> REQUIRED WORK: Count how many lines mention the word "Duérmete". Write that number alone.

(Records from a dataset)
+--
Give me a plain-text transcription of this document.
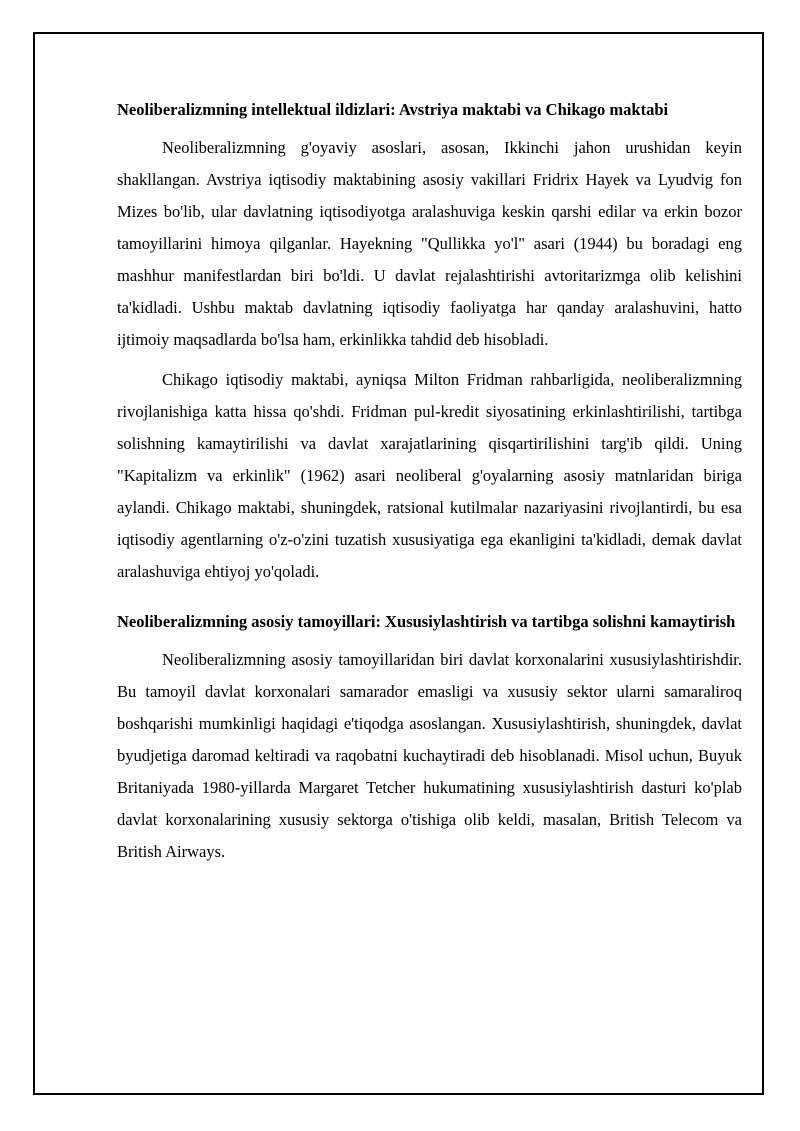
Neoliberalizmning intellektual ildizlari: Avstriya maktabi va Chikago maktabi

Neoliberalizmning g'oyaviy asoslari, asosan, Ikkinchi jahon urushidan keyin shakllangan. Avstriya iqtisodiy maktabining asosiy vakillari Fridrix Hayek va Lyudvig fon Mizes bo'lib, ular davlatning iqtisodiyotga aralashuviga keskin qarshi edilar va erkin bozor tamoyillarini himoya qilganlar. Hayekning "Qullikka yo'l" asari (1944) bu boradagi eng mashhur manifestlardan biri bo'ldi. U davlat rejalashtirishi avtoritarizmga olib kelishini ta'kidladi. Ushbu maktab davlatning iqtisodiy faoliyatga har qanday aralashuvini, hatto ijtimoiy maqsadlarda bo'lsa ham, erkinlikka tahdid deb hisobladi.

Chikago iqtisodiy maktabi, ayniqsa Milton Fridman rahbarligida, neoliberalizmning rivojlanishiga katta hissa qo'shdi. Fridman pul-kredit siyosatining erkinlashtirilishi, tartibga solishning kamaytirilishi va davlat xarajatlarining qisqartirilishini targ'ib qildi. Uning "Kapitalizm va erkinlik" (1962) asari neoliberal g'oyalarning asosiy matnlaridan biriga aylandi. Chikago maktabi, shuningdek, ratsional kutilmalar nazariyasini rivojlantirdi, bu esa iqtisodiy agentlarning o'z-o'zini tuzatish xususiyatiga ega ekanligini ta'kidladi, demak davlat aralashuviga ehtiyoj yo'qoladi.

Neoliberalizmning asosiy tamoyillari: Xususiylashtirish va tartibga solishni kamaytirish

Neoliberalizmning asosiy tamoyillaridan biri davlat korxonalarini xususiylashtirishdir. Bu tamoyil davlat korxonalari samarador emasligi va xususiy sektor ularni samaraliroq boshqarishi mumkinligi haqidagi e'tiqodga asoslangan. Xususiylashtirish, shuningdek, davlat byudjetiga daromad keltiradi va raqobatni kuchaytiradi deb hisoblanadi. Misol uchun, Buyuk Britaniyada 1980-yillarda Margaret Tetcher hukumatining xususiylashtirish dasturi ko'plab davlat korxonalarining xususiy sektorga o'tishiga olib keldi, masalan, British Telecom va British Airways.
+--
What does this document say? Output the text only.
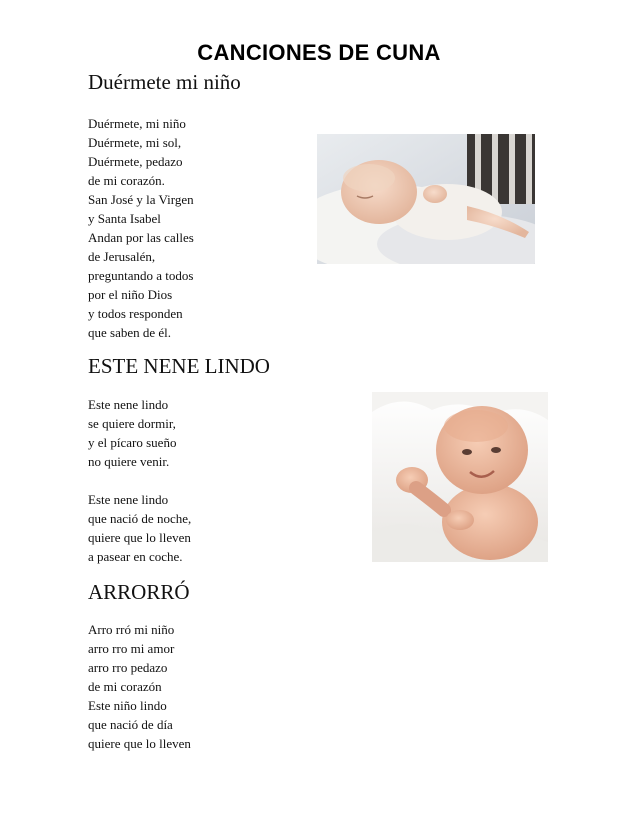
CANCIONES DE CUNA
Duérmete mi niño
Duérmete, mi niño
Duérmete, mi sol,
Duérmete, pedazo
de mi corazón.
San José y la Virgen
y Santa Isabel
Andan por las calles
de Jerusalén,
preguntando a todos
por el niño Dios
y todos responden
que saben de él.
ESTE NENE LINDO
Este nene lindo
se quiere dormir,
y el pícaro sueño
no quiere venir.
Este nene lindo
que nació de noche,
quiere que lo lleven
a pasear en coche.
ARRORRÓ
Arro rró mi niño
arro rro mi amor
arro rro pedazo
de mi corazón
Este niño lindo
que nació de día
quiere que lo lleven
+--
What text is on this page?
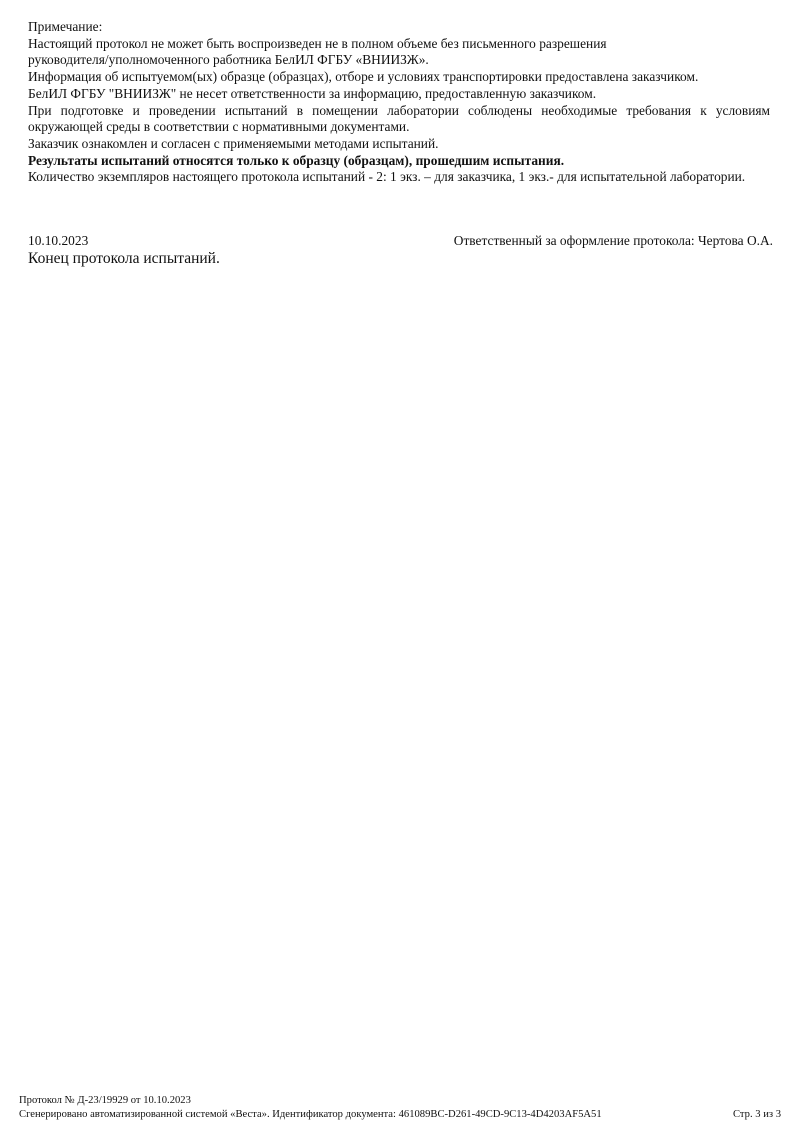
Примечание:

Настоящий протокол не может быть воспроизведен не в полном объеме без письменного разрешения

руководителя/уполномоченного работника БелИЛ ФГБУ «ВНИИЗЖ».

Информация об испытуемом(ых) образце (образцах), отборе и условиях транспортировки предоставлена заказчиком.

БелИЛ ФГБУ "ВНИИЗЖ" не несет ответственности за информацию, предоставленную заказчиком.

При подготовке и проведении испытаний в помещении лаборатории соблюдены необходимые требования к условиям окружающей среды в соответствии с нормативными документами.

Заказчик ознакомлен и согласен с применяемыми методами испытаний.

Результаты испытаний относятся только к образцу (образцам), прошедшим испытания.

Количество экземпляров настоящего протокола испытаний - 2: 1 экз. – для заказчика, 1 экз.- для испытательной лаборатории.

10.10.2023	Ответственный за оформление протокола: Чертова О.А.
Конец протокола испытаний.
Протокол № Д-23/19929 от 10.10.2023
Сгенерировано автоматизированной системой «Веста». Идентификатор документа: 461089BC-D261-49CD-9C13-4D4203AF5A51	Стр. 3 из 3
+--
> EXERCISE RESULT: 4